§ **WHAT IS BEING ASKED**
Present the data once more in exactly its original form.

--- START OF DATA FOR PROCESSING ---

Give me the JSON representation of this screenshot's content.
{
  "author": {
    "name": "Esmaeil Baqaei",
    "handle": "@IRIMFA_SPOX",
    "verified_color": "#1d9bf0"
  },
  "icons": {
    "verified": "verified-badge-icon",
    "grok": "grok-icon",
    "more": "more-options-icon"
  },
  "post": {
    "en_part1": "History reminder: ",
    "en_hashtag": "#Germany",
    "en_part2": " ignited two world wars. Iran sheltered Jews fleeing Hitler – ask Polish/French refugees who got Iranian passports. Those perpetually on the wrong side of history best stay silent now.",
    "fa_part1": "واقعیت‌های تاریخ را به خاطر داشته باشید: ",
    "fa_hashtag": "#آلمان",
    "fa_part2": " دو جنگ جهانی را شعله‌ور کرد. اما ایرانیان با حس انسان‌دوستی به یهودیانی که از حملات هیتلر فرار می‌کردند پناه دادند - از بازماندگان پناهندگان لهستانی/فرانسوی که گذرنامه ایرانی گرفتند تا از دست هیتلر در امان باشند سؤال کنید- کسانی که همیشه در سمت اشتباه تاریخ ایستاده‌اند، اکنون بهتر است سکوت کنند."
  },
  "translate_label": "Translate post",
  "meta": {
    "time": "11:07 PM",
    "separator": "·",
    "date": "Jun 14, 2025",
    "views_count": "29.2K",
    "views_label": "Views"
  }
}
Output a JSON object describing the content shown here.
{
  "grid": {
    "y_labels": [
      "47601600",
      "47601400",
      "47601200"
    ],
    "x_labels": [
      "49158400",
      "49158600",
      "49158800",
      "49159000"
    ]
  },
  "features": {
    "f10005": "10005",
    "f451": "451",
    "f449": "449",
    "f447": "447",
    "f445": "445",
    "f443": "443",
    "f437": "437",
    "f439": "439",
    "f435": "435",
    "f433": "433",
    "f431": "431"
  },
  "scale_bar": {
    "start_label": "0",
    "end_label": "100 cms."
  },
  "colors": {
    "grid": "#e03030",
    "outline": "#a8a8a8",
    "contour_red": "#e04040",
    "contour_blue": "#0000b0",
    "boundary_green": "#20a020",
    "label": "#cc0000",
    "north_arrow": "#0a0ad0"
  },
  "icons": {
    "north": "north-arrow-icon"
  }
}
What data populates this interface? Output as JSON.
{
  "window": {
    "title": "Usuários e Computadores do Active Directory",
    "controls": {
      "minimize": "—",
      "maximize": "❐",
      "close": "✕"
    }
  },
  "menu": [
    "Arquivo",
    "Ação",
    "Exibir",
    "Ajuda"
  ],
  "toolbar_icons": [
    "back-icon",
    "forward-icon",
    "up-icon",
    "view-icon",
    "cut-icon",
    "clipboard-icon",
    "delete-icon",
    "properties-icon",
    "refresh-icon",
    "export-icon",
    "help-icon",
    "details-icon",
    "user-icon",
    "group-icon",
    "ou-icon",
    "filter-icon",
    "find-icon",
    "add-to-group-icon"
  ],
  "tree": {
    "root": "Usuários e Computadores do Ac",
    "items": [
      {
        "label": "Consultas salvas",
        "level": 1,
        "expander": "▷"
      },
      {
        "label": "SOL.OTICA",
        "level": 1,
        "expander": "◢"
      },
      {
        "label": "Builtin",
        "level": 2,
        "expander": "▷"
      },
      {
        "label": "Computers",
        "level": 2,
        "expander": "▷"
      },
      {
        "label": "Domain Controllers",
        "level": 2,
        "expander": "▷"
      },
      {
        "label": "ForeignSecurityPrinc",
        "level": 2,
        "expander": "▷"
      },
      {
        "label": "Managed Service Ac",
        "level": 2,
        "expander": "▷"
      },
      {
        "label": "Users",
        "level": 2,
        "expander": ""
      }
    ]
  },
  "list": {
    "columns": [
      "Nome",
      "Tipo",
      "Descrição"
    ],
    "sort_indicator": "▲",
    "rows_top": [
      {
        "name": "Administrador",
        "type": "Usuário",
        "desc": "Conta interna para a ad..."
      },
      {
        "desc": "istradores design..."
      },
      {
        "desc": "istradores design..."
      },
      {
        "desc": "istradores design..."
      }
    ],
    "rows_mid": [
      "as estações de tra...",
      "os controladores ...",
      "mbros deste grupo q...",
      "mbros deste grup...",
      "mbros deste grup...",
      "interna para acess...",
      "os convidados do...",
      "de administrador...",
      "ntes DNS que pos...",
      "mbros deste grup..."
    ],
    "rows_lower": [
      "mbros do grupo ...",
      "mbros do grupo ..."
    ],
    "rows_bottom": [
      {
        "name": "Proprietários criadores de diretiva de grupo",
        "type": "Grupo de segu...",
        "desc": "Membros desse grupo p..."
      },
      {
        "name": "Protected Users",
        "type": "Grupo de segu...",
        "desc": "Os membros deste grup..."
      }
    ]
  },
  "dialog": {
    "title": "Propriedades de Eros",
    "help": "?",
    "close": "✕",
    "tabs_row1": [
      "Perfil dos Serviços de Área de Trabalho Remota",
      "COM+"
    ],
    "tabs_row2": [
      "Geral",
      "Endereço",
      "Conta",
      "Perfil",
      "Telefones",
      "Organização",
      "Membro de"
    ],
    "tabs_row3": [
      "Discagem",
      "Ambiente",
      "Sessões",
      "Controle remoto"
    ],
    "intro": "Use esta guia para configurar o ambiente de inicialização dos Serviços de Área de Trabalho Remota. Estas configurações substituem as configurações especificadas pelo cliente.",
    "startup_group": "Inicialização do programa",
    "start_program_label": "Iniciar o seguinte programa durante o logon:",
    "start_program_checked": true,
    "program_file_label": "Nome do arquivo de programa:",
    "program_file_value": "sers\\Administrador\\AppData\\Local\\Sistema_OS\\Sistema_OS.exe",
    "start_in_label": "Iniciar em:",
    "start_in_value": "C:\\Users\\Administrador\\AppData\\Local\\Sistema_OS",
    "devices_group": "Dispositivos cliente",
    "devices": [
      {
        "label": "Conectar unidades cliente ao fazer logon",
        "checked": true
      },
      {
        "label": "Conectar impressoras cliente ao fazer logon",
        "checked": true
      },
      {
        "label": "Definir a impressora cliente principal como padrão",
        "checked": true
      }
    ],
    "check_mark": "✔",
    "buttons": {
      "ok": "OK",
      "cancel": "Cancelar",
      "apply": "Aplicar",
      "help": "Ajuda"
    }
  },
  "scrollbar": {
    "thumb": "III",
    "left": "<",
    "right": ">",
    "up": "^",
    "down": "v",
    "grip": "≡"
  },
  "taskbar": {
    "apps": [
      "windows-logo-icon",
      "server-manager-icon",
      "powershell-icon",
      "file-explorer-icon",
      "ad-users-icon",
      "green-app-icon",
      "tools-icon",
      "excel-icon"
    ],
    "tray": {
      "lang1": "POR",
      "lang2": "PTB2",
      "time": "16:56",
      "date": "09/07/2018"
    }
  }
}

--- END OF DATA FOR PROCESSING ---

§ **WRITTEN RESPONSE**
Give me the JSON representation of this screenshot's content.
{
  "author": {
    "name": "Esmaeil Baqaei",
    "handle": "@IRIMFA_SPOX",
    "verified_color": "#1d9bf0"
  },
  "icons": {
    "verified": "verified-badge-icon",
    "grok": "grok-icon",
    "more": "more-options-icon"
  },
  "post": {
    "en_part1": "History reminder: ",
    "en_hashtag": "#Germany",
    "en_part2": " ignited two world wars. Iran sheltered Jews fleeing Hitler – ask Polish/French refugees who got Iranian passports. Those perpetually on the wrong side of history best stay silent now.",
    "fa_part1": "واقعیت‌های تاریخ را به خاطر داشته باشید: ",
    "fa_hashtag": "#آلمان",
    "fa_part2": " دو جنگ جهانی را شعله‌ور کرد. اما ایرانیان با حس انسان‌دوستی به یهودیانی که از حملات هیتلر فرار می‌کردند پناه دادند - از بازماندگان پناهندگان لهستانی/فرانسوی که گذرنامه ایرانی گرفتند تا از دست هیتلر در امان باشند سؤال کنید- کسانی که همیشه در سمت اشتباه تاریخ ایستاده‌اند، اکنون بهتر است سکوت کنند."
  },
  "translate_label": "Translate post",
  "meta": {
    "time": "11:07 PM",
    "separator": "·",
    "date": "Jun 14, 2025",
    "views_count": "29.2K",
    "views_label": "Views"
  }
}
Output a JSON object describing the content shown here.
{
  "grid": {
    "y_labels": [
      "47601600",
      "47601400",
      "47601200"
    ],
    "x_labels": [
      "49158400",
      "49158600",
      "49158800",
      "49159000"
    ]
  },
  "features": {
    "f10005": "10005",
    "f451": "451",
    "f449": "449",
    "f447": "447",
    "f445": "445",
    "f443": "443",
    "f437": "437",
    "f439": "439",
    "f435": "435",
    "f433": "433",
    "f431": "431"
  },
  "scale_bar": {
    "start_label": "0",
    "end_label": "100 cms."
  },
  "colors": {
    "grid": "#e03030",
    "outline": "#a8a8a8",
    "contour_red": "#e04040",
    "contour_blue": "#0000b0",
    "boundary_green": "#20a020",
    "label": "#cc0000",
    "north_arrow": "#0a0ad0"
  },
  "icons": {
    "north": "north-arrow-icon"
  }
}
What data populates this interface? Output as JSON.
{
  "window": {
    "title": "Usuários e Computadores do Active Directory",
    "controls": {
      "minimize": "—",
      "maximize": "❐",
      "close": "✕"
    }
  },
  "menu": [
    "Arquivo",
    "Ação",
    "Exibir",
    "Ajuda"
  ],
  "toolbar_icons": [
    "back-icon",
    "forward-icon",
    "up-icon",
    "view-icon",
    "cut-icon",
    "clipboard-icon",
    "delete-icon",
    "properties-icon",
    "refresh-icon",
    "export-icon",
    "help-icon",
    "details-icon",
    "user-icon",
    "group-icon",
    "ou-icon",
    "filter-icon",
    "find-icon",
    "add-to-group-icon"
  ],
  "tree": {
    "root": "Usuários e Computadores do Ac",
    "items": [
      {
        "label": "Consultas salvas",
        "level": 1,
        "expander": "▷"
      },
      {
        "label": "SOL.OTICA",
        "level": 1,
        "expander": "◢"
      },
      {
        "label": "Builtin",
        "level": 2,
        "expander": "▷"
      },
      {
        "label": "Computers",
        "level": 2,
        "expander": "▷"
      },
      {
        "label": "Domain Controllers",
        "level": 2,
        "expander": "▷"
      },
      {
        "label": "ForeignSecurityPrinc",
        "level": 2,
        "expander": "▷"
      },
      {
        "label": "Managed Service Ac",
        "level": 2,
        "expander": "▷"
      },
      {
        "label": "Users",
        "level": 2,
        "expander": ""
      }
    ]
  },
  "list": {
    "columns": [
      "Nome",
      "Tipo",
      "Descrição"
    ],
    "sort_indicator": "▲",
    "rows_top": [
      {
        "name": "Administrador",
        "type": "Usuário",
        "desc": "Conta interna para a ad..."
      },
      {
        "desc": "istradores design..."
      },
      {
        "desc": "istradores design..."
      },
      {
        "desc": "istradores design..."
      }
    ],
    "rows_mid": [
      "as estações de tra...",
      "os controladores ...",
      "mbros deste grupo q...",
      "mbros deste grup...",
      "mbros deste grup...",
      "interna para acess...",
      "os convidados do...",
      "de administrador...",
      "ntes DNS que pos...",
      "mbros deste grup..."
    ],
    "rows_lower": [
      "mbros do grupo ...",
      "mbros do grupo ..."
    ],
    "rows_bottom": [
      {
        "name": "Proprietários criadores de diretiva de grupo",
        "type": "Grupo de segu...",
        "desc": "Membros desse grupo p..."
      },
      {
        "name": "Protected Users",
        "type": "Grupo de segu...",
        "desc": "Os membros deste grup..."
      }
    ]
  },
  "dialog": {
    "title": "Propriedades de Eros",
    "help": "?",
    "close": "✕",
    "tabs_row1": [
      "Perfil dos Serviços de Área de Trabalho Remota",
      "COM+"
    ],
    "tabs_row2": [
      "Geral",
      "Endereço",
      "Conta",
      "Perfil",
      "Telefones",
      "Organização",
      "Membro de"
    ],
    "tabs_row3": [
      "Discagem",
      "Ambiente",
      "Sessões",
      "Controle remoto"
    ],
    "intro": "Use esta guia para configurar o ambiente de inicialização dos Serviços de Área de Trabalho Remota. Estas configurações substituem as configurações especificadas pelo cliente.",
    "startup_group": "Inicialização do programa",
    "start_program_label": "Iniciar o seguinte programa durante o logon:",
    "start_program_checked": true,
    "program_file_label": "Nome do arquivo de programa:",
    "program_file_value": "sers\\Administrador\\AppData\\Local\\Sistema_OS\\Sistema_OS.exe",
    "start_in_label": "Iniciar em:",
    "start_in_value": "C:\\Users\\Administrador\\AppData\\Local\\Sistema_OS",
    "devices_group": "Dispositivos cliente",
    "devices": [
      {
        "label": "Conectar unidades cliente ao fazer logon",
        "checked": true
      },
      {
        "label": "Conectar impressoras cliente ao fazer logon",
        "checked": true
      },
      {
        "label": "Definir a impressora cliente principal como padrão",
        "checked": true
      }
    ],
    "check_mark": "✔",
    "buttons": {
      "ok": "OK",
      "cancel": "Cancelar",
      "apply": "Aplicar",
      "help": "Ajuda"
    }
  },
  "scrollbar": {
    "thumb": "III",
    "left": "<",
    "right": ">",
    "up": "^",
    "down": "v",
    "grip": "≡"
  },
  "taskbar": {
    "apps": [
      "windows-logo-icon",
      "server-manager-icon",
      "powershell-icon",
      "file-explorer-icon",
      "ad-users-icon",
      "green-app-icon",
      "tools-icon",
      "excel-icon"
    ],
    "tray": {
      "lang1": "POR",
      "lang2": "PTB2",
      "time": "16:56",
      "date": "09/07/2018"
    }
  }
}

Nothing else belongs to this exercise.